> **STATED GOAL**: Each entry below is to be extracted exactly.

> **RECORDS SUPPLIED**:

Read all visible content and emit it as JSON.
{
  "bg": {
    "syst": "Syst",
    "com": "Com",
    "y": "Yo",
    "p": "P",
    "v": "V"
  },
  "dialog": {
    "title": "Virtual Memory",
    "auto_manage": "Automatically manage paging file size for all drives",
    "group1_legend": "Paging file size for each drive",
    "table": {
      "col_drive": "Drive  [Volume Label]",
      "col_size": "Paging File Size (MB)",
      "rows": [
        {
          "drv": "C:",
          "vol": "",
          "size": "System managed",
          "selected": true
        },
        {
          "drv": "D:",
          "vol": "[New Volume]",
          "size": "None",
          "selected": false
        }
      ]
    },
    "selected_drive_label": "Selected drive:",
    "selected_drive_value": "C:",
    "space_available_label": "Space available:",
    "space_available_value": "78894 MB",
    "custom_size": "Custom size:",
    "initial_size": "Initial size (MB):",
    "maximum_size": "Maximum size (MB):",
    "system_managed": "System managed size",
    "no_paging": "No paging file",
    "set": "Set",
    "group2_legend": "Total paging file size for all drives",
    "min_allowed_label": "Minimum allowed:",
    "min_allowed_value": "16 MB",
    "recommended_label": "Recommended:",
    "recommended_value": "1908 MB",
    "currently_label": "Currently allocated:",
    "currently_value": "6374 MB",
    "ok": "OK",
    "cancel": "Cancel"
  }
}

> **REPLY**:
Read all visible content and emit it as JSON.
{
  "bg": {
    "syst": "Syst",
    "com": "Com",
    "y": "Yo",
    "p": "P",
    "v": "V"
  },
  "dialog": {
    "title": "Virtual Memory",
    "auto_manage": "Automatically manage paging file size for all drives",
    "group1_legend": "Paging file size for each drive",
    "table": {
      "col_drive": "Drive  [Volume Label]",
      "col_size": "Paging File Size (MB)",
      "rows": [
        {
          "drv": "C:",
          "vol": "",
          "size": "System managed",
          "selected": true
        },
        {
          "drv": "D:",
          "vol": "[New Volume]",
          "size": "None",
          "selected": false
        }
      ]
    },
    "selected_drive_label": "Selected drive:",
    "selected_drive_value": "C:",
    "space_available_label": "Space available:",
    "space_available_value": "78894 MB",
    "custom_size": "Custom size:",
    "initial_size": "Initial size (MB):",
    "maximum_size": "Maximum size (MB):",
    "system_managed": "System managed size",
    "no_paging": "No paging file",
    "set": "Set",
    "group2_legend": "Total paging file size for all drives",
    "min_allowed_label": "Minimum allowed:",
    "min_allowed_value": "16 MB",
    "recommended_label": "Recommended:",
    "recommended_value": "1908 MB",
    "currently_label": "Currently allocated:",
    "currently_value": "6374 MB",
    "ok": "OK",
    "cancel": "Cancel"
  }
}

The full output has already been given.